What you are asked to do
The listing below should be copied in full, word for word.

-- START --

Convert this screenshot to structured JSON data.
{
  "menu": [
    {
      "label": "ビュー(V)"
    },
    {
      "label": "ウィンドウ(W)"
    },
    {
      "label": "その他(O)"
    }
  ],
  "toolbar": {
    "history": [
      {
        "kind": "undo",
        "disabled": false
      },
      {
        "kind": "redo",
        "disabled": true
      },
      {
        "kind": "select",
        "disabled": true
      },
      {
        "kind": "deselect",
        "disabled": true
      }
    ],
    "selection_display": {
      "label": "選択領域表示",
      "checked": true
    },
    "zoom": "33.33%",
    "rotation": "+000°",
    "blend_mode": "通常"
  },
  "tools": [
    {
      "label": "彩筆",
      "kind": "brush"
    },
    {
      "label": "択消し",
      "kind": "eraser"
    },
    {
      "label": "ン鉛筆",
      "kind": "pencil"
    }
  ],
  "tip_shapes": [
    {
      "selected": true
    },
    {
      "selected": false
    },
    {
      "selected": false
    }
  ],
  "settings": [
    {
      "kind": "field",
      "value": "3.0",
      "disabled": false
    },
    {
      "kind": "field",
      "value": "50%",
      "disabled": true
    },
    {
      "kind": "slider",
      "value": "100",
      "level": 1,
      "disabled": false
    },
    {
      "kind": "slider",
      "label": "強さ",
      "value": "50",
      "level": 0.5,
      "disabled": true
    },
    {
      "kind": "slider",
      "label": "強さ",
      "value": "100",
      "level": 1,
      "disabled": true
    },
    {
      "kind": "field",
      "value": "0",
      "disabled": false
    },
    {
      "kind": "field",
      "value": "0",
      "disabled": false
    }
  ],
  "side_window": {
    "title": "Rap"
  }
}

-- END --

Task output
Convert this screenshot to structured JSON data.
{
  "menu": [
    {
      "label": "ビュー(V)"
    },
    {
      "label": "ウィンドウ(W)"
    },
    {
      "label": "その他(O)"
    }
  ],
  "toolbar": {
    "history": [
      {
        "kind": "undo",
        "disabled": false
      },
      {
        "kind": "redo",
        "disabled": true
      },
      {
        "kind": "select",
        "disabled": true
      },
      {
        "kind": "deselect",
        "disabled": true
      }
    ],
    "selection_display": {
      "label": "選択領域表示",
      "checked": true
    },
    "zoom": "33.33%",
    "rotation": "+000°",
    "blend_mode": "通常"
  },
  "tools": [
    {
      "label": "彩筆",
      "kind": "brush"
    },
    {
      "label": "択消し",
      "kind": "eraser"
    },
    {
      "label": "ン鉛筆",
      "kind": "pencil"
    }
  ],
  "tip_shapes": [
    {
      "selected": true
    },
    {
      "selected": false
    },
    {
      "selected": false
    }
  ],
  "settings": [
    {
      "kind": "field",
      "value": "3.0",
      "disabled": false
    },
    {
      "kind": "field",
      "value": "50%",
      "disabled": true
    },
    {
      "kind": "slider",
      "value": "100",
      "level": 1,
      "disabled": false
    },
    {
      "kind": "slider",
      "label": "強さ",
      "value": "50",
      "level": 0.5,
      "disabled": true
    },
    {
      "kind": "slider",
      "label": "強さ",
      "value": "100",
      "level": 1,
      "disabled": true
    },
    {
      "kind": "field",
      "value": "0",
      "disabled": false
    },
    {
      "kind": "field",
      "value": "0",
      "disabled": false
    }
  ],
  "side_window": {
    "title": "Rap"
  }
}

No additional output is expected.